=== INPUT RECORDS ===

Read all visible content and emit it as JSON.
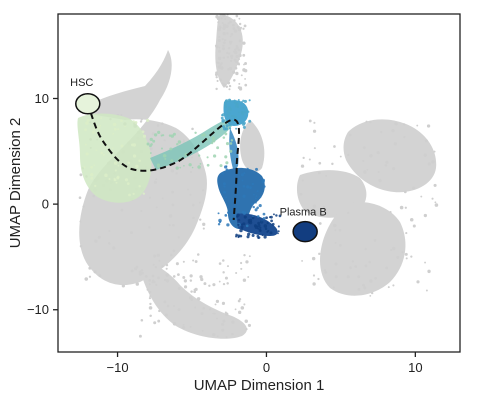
{
  "chart_data": {
    "type": "scatter",
    "xlabel": "UMAP Dimension 1",
    "ylabel": "UMAP Dimension 2",
    "xlim": [
      -14,
      13
    ],
    "ylim": [
      -14,
      18
    ],
    "xticks": [
      -10,
      0,
      10
    ],
    "yticks": [
      -10,
      0,
      10
    ],
    "xtick_labels": [
      "−10",
      "0",
      "10"
    ],
    "ytick_labels": [
      "−10",
      "0",
      "10"
    ],
    "grid": false,
    "background_cells_color": "#d3d3d3",
    "trajectory_color_scale": [
      "#dcefc8",
      "#9fd3b2",
      "#4aa6c9",
      "#2d78b8",
      "#0f3e80"
    ],
    "trajectory_path": {
      "style": "dashed",
      "x": [
        -12,
        -11,
        -9,
        -6,
        -2.2,
        -2,
        -2.2
      ],
      "y": [
        9.5,
        6,
        3.3,
        4,
        8,
        3.5,
        -1.5
      ]
    },
    "annotations": [
      {
        "label": "HSC",
        "x": -12,
        "y": 9.5,
        "marker_fill": "#e6f3db"
      },
      {
        "label": "Plasma B",
        "x": 2.6,
        "y": -2.6,
        "marker_fill": "#123d80"
      }
    ]
  }
}
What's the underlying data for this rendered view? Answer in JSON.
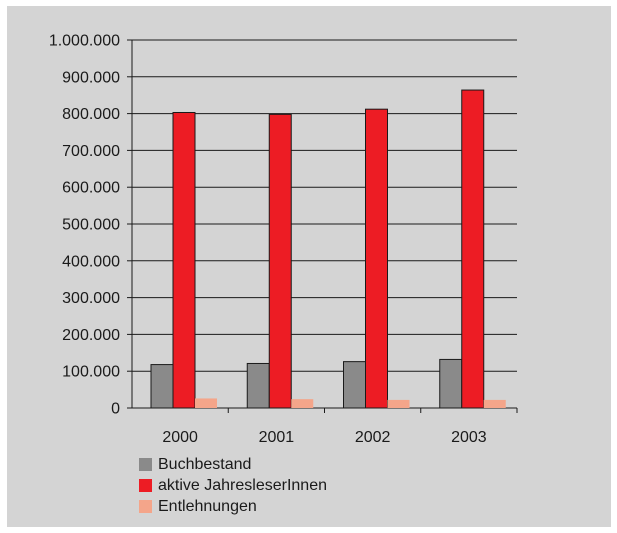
{
  "chart_data": {
    "type": "bar",
    "categories": [
      "2000",
      "2001",
      "2002",
      "2003"
    ],
    "series": [
      {
        "name": "Buchbestand",
        "values": [
          118000,
          121000,
          126000,
          132000
        ],
        "color": "#8a8a8a"
      },
      {
        "name": "aktive JahresleserInnen",
        "values": [
          803000,
          798000,
          812000,
          864000
        ],
        "color": "#ed1c24"
      },
      {
        "name": "Entlehnungen",
        "values": [
          26000,
          24000,
          22000,
          22000
        ],
        "color": "#f4a58a"
      }
    ],
    "y_ticks": [
      "0",
      "100.000",
      "200.000",
      "300.000",
      "400.000",
      "500.000",
      "600.000",
      "700.000",
      "800.000",
      "900.000",
      "1.000.000"
    ],
    "ylim": [
      0,
      1000000
    ],
    "grid": true,
    "legend_position": "bottom-left",
    "title": "",
    "xlabel": "",
    "ylabel": ""
  }
}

===

State the number of lines in these entries that include the string "JSON". Provide nothing beyond that number.

2